>>>>>
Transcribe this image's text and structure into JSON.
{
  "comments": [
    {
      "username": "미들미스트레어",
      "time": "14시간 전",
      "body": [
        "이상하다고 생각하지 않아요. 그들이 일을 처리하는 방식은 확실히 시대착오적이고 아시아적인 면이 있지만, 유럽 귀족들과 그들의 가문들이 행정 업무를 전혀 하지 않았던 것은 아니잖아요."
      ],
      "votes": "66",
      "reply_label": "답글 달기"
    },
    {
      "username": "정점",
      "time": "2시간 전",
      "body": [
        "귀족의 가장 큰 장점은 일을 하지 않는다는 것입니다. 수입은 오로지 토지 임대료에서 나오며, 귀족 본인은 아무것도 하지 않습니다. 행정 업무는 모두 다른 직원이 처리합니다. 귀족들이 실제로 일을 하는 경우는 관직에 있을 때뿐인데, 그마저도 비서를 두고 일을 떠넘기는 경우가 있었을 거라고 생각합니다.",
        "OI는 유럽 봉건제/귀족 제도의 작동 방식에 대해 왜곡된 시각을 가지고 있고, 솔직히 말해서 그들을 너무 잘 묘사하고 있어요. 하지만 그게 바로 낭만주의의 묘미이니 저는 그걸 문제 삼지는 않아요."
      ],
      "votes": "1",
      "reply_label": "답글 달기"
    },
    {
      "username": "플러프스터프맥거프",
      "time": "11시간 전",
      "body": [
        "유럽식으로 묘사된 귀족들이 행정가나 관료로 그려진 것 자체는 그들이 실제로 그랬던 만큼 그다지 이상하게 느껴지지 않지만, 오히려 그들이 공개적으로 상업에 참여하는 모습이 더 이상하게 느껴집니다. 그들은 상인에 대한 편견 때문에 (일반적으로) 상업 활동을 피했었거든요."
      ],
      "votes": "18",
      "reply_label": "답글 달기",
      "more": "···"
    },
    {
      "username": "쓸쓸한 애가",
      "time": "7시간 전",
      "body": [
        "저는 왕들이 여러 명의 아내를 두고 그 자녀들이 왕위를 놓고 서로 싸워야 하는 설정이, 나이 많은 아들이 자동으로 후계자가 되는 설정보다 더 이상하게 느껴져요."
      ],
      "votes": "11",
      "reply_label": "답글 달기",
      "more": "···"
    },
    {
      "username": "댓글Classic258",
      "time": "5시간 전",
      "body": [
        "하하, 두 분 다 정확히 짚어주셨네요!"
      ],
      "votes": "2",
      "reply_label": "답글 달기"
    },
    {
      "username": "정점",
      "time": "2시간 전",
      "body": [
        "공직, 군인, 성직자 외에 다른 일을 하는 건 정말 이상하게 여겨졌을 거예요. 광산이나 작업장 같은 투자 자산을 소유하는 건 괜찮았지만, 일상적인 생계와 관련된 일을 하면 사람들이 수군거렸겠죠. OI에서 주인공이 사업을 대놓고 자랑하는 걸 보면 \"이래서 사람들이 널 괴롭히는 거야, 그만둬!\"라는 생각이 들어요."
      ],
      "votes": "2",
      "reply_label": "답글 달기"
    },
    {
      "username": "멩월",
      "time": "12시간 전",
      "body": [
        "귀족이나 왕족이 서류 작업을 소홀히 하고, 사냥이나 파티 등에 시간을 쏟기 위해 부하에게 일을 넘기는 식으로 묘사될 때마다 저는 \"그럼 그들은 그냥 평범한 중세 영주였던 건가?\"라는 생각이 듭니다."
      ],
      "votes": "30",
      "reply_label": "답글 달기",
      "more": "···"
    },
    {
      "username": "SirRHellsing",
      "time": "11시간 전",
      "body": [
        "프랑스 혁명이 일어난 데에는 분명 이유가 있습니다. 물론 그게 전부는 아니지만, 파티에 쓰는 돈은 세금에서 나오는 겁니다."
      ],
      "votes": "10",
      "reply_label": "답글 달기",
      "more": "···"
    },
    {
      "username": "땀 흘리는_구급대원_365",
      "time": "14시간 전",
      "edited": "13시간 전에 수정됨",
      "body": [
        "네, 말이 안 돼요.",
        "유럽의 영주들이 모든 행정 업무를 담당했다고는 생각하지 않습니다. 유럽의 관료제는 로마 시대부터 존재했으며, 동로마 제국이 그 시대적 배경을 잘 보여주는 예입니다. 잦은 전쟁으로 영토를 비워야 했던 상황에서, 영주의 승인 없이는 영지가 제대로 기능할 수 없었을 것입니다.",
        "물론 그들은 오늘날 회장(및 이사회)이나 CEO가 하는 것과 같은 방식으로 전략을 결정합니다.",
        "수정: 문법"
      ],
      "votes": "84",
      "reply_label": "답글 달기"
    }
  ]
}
<<<<<
◆ Written instruction
Identify each line in the entries with the word "생각하지" and copy it.

◆ The solution
        "이상하다고 생각하지 않아요. 그들이 일을 처리하는 방식은 확실히 시대착오적이고 아시아적인 면이 있지만, 유럽 귀족들과 그들의 가문들이 행정 업무를 전혀 하지 않았던 것은 아니잖아요."
        "유럽의 영주들이 모든 행정 업무를 담당했다고는 생각하지 않습니다. 유럽의 관료제는 로마 시대부터 존재했으며, 동로마 제국이 그 시대적 배경을 잘 보여주는 예입니다. 잦은 전쟁으로 영토를 비워야 했던 상황에서, 영주의 승인 없이는 영지가 제대로 기능할 수 없었을 것입니다.",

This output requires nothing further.